OBJECTIVE:
Output the data exactly, with every line intact.

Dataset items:
---
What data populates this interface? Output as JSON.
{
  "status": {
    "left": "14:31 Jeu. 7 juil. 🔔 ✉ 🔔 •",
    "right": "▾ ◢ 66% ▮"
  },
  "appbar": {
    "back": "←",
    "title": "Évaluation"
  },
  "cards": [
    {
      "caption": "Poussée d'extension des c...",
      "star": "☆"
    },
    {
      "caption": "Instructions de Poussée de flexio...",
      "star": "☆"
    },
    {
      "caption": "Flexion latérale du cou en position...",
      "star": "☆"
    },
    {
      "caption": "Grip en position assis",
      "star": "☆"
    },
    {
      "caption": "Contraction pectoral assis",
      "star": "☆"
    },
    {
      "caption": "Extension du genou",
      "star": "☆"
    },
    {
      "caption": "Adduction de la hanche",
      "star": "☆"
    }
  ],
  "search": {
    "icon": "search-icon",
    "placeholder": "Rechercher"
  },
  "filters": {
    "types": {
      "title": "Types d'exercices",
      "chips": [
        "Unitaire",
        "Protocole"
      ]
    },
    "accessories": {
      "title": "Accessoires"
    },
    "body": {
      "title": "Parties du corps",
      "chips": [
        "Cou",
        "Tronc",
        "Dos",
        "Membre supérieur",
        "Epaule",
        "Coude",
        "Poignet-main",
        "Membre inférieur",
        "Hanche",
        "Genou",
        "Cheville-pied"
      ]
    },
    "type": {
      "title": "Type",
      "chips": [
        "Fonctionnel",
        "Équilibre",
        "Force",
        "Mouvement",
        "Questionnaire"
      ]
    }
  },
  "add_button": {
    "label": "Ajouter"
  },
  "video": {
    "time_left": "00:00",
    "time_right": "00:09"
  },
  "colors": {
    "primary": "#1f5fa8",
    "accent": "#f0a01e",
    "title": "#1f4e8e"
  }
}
---
OUTPUT OF THE TASK:
What data populates this interface? Output as JSON.
{
  "status": {
    "left": "14:31 Jeu. 7 juil. 🔔 ✉ 🔔 •",
    "right": "▾ ◢ 66% ▮"
  },
  "appbar": {
    "back": "←",
    "title": "Évaluation"
  },
  "cards": [
    {
      "caption": "Poussée d'extension des c...",
      "star": "☆"
    },
    {
      "caption": "Instructions de Poussée de flexio...",
      "star": "☆"
    },
    {
      "caption": "Flexion latérale du cou en position...",
      "star": "☆"
    },
    {
      "caption": "Grip en position assis",
      "star": "☆"
    },
    {
      "caption": "Contraction pectoral assis",
      "star": "☆"
    },
    {
      "caption": "Extension du genou",
      "star": "☆"
    },
    {
      "caption": "Adduction de la hanche",
      "star": "☆"
    }
  ],
  "search": {
    "icon": "search-icon",
    "placeholder": "Rechercher"
  },
  "filters": {
    "types": {
      "title": "Types d'exercices",
      "chips": [
        "Unitaire",
        "Protocole"
      ]
    },
    "accessories": {
      "title": "Accessoires"
    },
    "body": {
      "title": "Parties du corps",
      "chips": [
        "Cou",
        "Tronc",
        "Dos",
        "Membre supérieur",
        "Epaule",
        "Coude",
        "Poignet-main",
        "Membre inférieur",
        "Hanche",
        "Genou",
        "Cheville-pied"
      ]
    },
    "type": {
      "title": "Type",
      "chips": [
        "Fonctionnel",
        "Équilibre",
        "Force",
        "Mouvement",
        "Questionnaire"
      ]
    }
  },
  "add_button": {
    "label": "Ajouter"
  },
  "video": {
    "time_left": "00:00",
    "time_right": "00:09"
  },
  "colors": {
    "primary": "#1f5fa8",
    "accent": "#f0a01e",
    "title": "#1f4e8e"
  }
}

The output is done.